**Exercise goal**. Locate all lines in the data below that hold "JSON" and show them.

Stored entries
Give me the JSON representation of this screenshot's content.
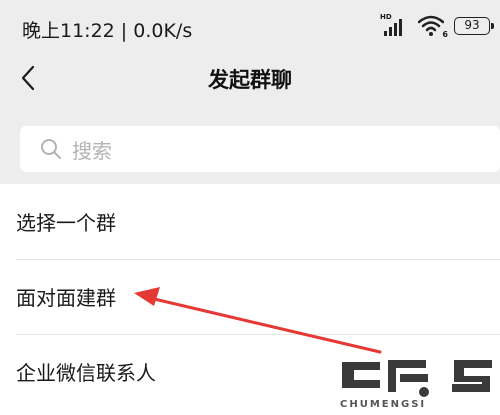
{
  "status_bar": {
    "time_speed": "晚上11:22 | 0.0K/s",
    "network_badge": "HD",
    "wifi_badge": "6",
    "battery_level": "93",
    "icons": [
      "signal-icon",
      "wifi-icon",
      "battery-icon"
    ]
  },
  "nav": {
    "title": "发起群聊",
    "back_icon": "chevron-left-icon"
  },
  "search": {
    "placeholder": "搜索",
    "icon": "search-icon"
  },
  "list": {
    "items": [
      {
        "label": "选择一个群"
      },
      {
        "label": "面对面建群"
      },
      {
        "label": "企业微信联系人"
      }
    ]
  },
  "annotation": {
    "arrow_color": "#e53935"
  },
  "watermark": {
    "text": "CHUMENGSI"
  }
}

...

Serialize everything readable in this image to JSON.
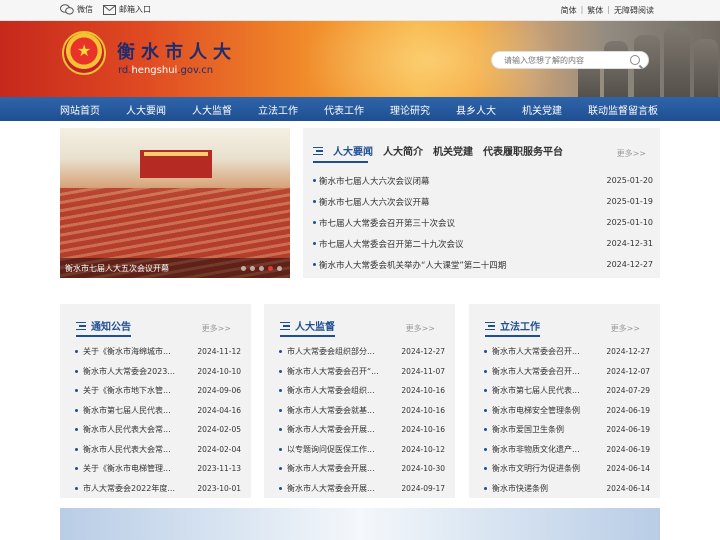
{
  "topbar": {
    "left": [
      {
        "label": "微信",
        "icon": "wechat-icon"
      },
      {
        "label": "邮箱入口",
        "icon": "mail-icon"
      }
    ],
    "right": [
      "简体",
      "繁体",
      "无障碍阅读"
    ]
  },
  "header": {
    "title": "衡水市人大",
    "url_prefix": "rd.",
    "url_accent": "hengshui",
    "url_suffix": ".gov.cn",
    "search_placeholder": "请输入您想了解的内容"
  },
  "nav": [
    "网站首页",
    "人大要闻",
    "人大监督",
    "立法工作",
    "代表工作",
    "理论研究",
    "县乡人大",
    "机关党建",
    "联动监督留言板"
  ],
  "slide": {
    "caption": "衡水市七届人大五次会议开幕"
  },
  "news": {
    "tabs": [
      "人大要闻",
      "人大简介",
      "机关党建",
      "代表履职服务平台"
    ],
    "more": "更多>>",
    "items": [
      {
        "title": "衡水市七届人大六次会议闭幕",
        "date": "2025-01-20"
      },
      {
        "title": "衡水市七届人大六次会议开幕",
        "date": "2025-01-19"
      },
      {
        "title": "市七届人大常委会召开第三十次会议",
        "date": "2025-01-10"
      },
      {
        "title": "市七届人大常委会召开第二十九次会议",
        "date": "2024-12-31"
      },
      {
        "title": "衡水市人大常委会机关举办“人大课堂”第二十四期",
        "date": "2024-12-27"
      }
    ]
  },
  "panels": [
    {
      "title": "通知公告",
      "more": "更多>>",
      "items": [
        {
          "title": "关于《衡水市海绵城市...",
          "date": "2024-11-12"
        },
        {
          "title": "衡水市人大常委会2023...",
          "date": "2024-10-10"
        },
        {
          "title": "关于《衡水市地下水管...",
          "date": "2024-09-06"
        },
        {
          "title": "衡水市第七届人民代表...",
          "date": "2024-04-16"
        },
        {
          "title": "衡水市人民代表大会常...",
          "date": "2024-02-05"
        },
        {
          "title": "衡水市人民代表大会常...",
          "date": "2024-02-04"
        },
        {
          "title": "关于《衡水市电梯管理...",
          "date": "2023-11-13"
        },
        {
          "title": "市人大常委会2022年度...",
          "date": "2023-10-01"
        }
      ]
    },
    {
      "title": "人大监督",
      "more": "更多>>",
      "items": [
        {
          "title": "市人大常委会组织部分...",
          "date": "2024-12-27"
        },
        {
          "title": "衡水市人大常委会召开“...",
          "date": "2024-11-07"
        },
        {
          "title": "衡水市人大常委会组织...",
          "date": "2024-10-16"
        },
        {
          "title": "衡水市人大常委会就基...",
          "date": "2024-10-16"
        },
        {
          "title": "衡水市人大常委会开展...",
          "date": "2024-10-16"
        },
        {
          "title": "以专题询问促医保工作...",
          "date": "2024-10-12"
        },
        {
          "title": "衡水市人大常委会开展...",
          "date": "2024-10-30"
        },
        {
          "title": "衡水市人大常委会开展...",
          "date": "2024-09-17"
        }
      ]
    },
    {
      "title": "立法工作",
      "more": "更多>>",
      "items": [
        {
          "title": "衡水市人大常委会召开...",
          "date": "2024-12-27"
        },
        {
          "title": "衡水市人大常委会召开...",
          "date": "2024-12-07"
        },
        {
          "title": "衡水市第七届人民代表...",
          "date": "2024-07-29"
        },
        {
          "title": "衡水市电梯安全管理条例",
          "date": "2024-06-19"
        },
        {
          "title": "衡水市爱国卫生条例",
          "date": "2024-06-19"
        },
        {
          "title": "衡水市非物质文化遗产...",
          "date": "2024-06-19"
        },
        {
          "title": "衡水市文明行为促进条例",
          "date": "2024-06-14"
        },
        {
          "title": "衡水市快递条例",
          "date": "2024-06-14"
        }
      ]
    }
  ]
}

**The completed task**.
Give me the JSON representation of this screenshot's content.
Serialize everything readable in this image to JSON.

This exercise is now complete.